Entries taken from a collection
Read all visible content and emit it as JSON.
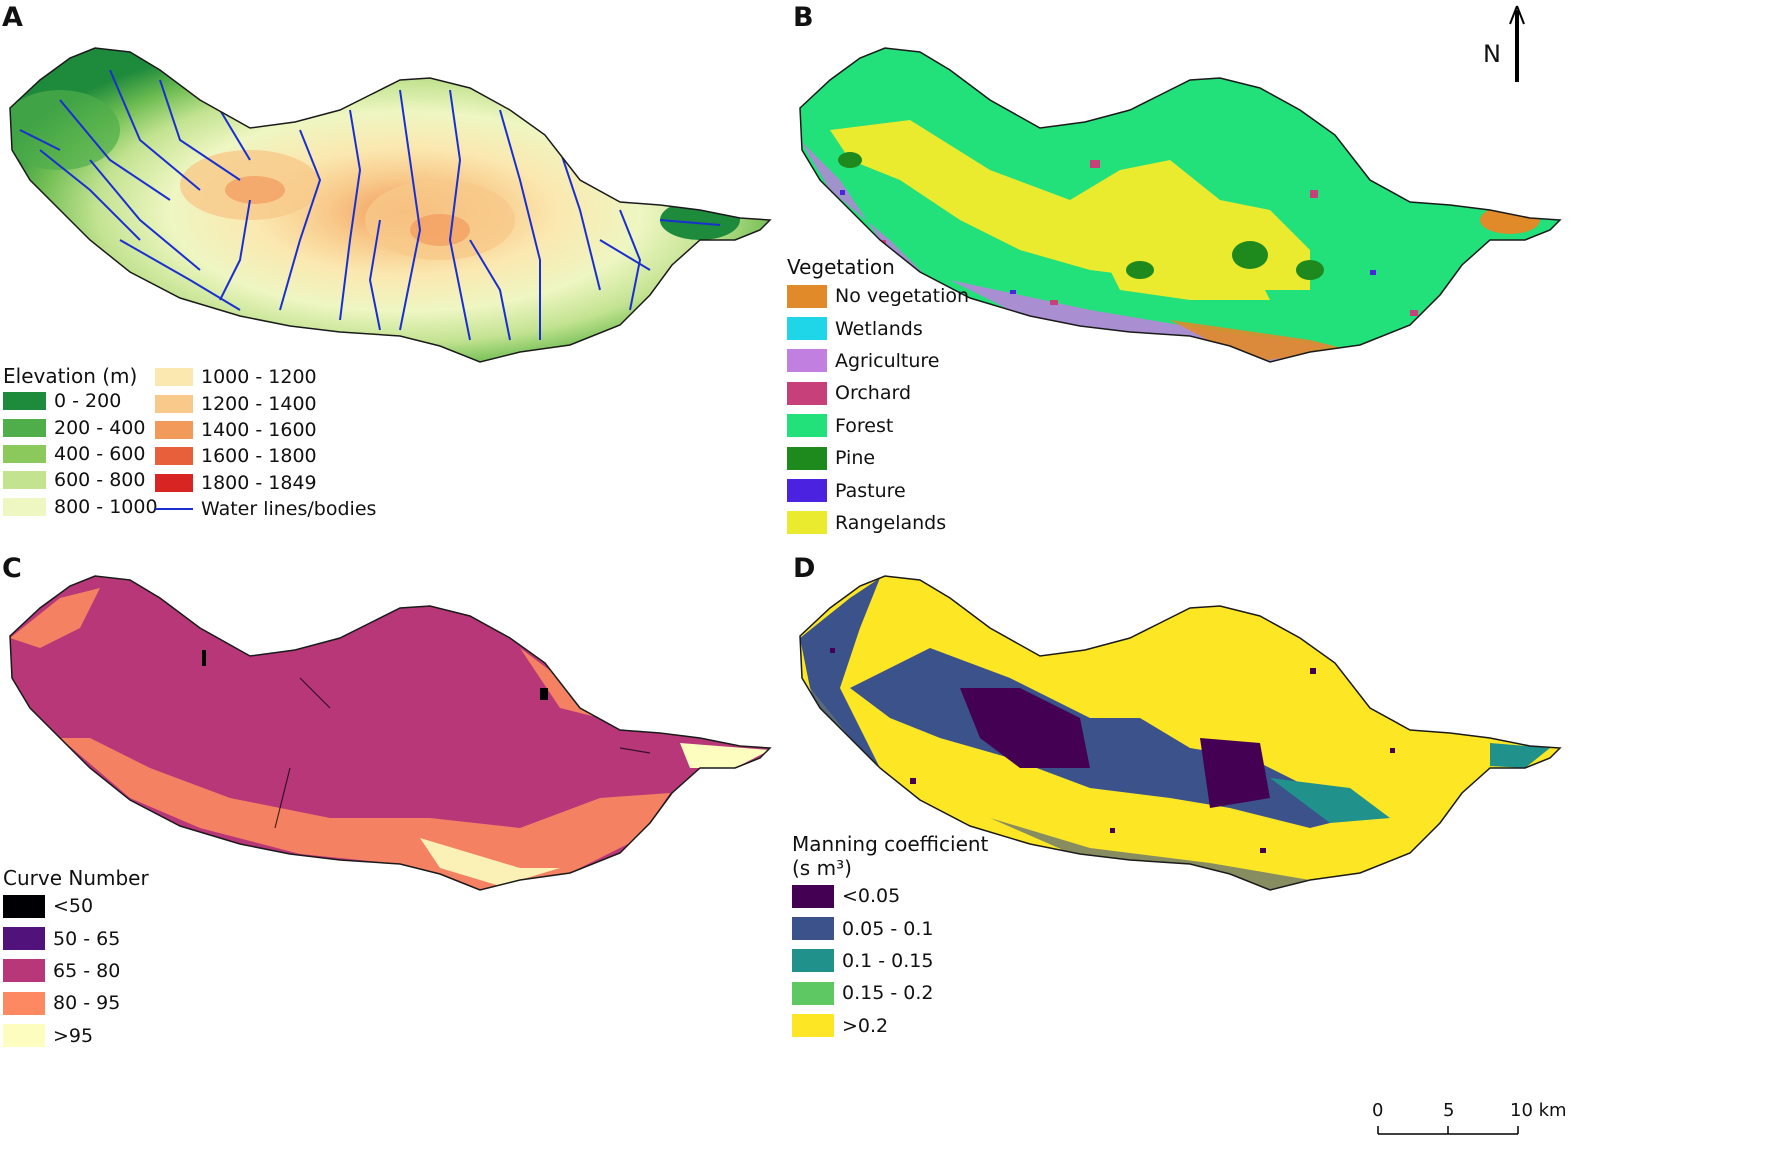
{
  "panels": {
    "a": {
      "letter": "A",
      "legend": {
        "title": "Elevation (m)",
        "items": [
          {
            "label": "0 - 200",
            "color": "#1e8a3c"
          },
          {
            "label": "200 - 400",
            "color": "#4fae4a"
          },
          {
            "label": "400 - 600",
            "color": "#8cc95c"
          },
          {
            "label": "600 - 800",
            "color": "#c3e391"
          },
          {
            "label": "800 - 1000",
            "color": "#eef6c2"
          },
          {
            "label": "1000 - 1200",
            "color": "#fbe8b0"
          },
          {
            "label": "1200 - 1400",
            "color": "#f8c98a"
          },
          {
            "label": "1400 - 1600",
            "color": "#f29a5c"
          },
          {
            "label": "1600 - 1800",
            "color": "#e8603b"
          },
          {
            "label": "1800 - 1849",
            "color": "#d92424"
          }
        ],
        "water_label": "Water lines/bodies",
        "water_color": "#1a2fd0"
      }
    },
    "b": {
      "letter": "B",
      "legend": {
        "title": "Vegetation",
        "items": [
          {
            "label": "No vegetation",
            "color": "#e08a2a"
          },
          {
            "label": "Wetlands",
            "color": "#1ed6e8"
          },
          {
            "label": "Agriculture",
            "color": "#c180e0"
          },
          {
            "label": "Orchard",
            "color": "#c8407a"
          },
          {
            "label": "Forest",
            "color": "#22e07a"
          },
          {
            "label": "Pine",
            "color": "#1e8a1e"
          },
          {
            "label": "Pasture",
            "color": "#4a22e0"
          },
          {
            "label": "Rangelands",
            "color": "#eaea2e"
          }
        ]
      },
      "north_label": "N"
    },
    "c": {
      "letter": "C",
      "legend": {
        "title": "Curve Number",
        "items": [
          {
            "label": "<50",
            "color": "#000004"
          },
          {
            "label": "50 - 65",
            "color": "#51127c"
          },
          {
            "label": "65 - 80",
            "color": "#b73779"
          },
          {
            "label": "80 - 95",
            "color": "#fc8961"
          },
          {
            "label": ">95",
            "color": "#fcfdbf"
          }
        ]
      }
    },
    "d": {
      "letter": "D",
      "legend": {
        "title_line1": "Manning coefficient",
        "title_line2": "(s m³)",
        "items": [
          {
            "label": "<0.05",
            "color": "#440154"
          },
          {
            "label": "0.05 - 0.1",
            "color": "#3b528b"
          },
          {
            "label": "0.1 - 0.15",
            "color": "#21918c"
          },
          {
            "label": "0.15 - 0.2",
            "color": "#5ec962"
          },
          {
            "label": ">0.2",
            "color": "#fde725"
          }
        ]
      },
      "scalebar": {
        "ticks": [
          "0",
          "5",
          "10 km"
        ]
      }
    }
  }
}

(Written instruction) Strip out the images, then output the records above word for word.

(Result of this task)
Read all visible content and emit it as JSON.
{
  "panels": {
    "a": {
      "letter": "A",
      "legend": {
        "title": "Elevation (m)",
        "items": [
          {
            "label": "0 - 200",
            "color": "#1e8a3c"
          },
          {
            "label": "200 - 400",
            "color": "#4fae4a"
          },
          {
            "label": "400 - 600",
            "color": "#8cc95c"
          },
          {
            "label": "600 - 800",
            "color": "#c3e391"
          },
          {
            "label": "800 - 1000",
            "color": "#eef6c2"
          },
          {
            "label": "1000 - 1200",
            "color": "#fbe8b0"
          },
          {
            "label": "1200 - 1400",
            "color": "#f8c98a"
          },
          {
            "label": "1400 - 1600",
            "color": "#f29a5c"
          },
          {
            "label": "1600 - 1800",
            "color": "#e8603b"
          },
          {
            "label": "1800 - 1849",
            "color": "#d92424"
          }
        ],
        "water_label": "Water lines/bodies",
        "water_color": "#1a2fd0"
      }
    },
    "b": {
      "letter": "B",
      "legend": {
        "title": "Vegetation",
        "items": [
          {
            "label": "No vegetation",
            "color": "#e08a2a"
          },
          {
            "label": "Wetlands",
            "color": "#1ed6e8"
          },
          {
            "label": "Agriculture",
            "color": "#c180e0"
          },
          {
            "label": "Orchard",
            "color": "#c8407a"
          },
          {
            "label": "Forest",
            "color": "#22e07a"
          },
          {
            "label": "Pine",
            "color": "#1e8a1e"
          },
          {
            "label": "Pasture",
            "color": "#4a22e0"
          },
          {
            "label": "Rangelands",
            "color": "#eaea2e"
          }
        ]
      },
      "north_label": "N"
    },
    "c": {
      "letter": "C",
      "legend": {
        "title": "Curve Number",
        "items": [
          {
            "label": "<50",
            "color": "#000004"
          },
          {
            "label": "50 - 65",
            "color": "#51127c"
          },
          {
            "label": "65 - 80",
            "color": "#b73779"
          },
          {
            "label": "80 - 95",
            "color": "#fc8961"
          },
          {
            "label": ">95",
            "color": "#fcfdbf"
          }
        ]
      }
    },
    "d": {
      "letter": "D",
      "legend": {
        "title_line1": "Manning coefficient",
        "title_line2": "(s m³)",
        "items": [
          {
            "label": "<0.05",
            "color": "#440154"
          },
          {
            "label": "0.05 - 0.1",
            "color": "#3b528b"
          },
          {
            "label": "0.1 - 0.15",
            "color": "#21918c"
          },
          {
            "label": "0.15 - 0.2",
            "color": "#5ec962"
          },
          {
            "label": ">0.2",
            "color": "#fde725"
          }
        ]
      },
      "scalebar": {
        "ticks": [
          "0",
          "5",
          "10 km"
        ]
      }
    }
  }
}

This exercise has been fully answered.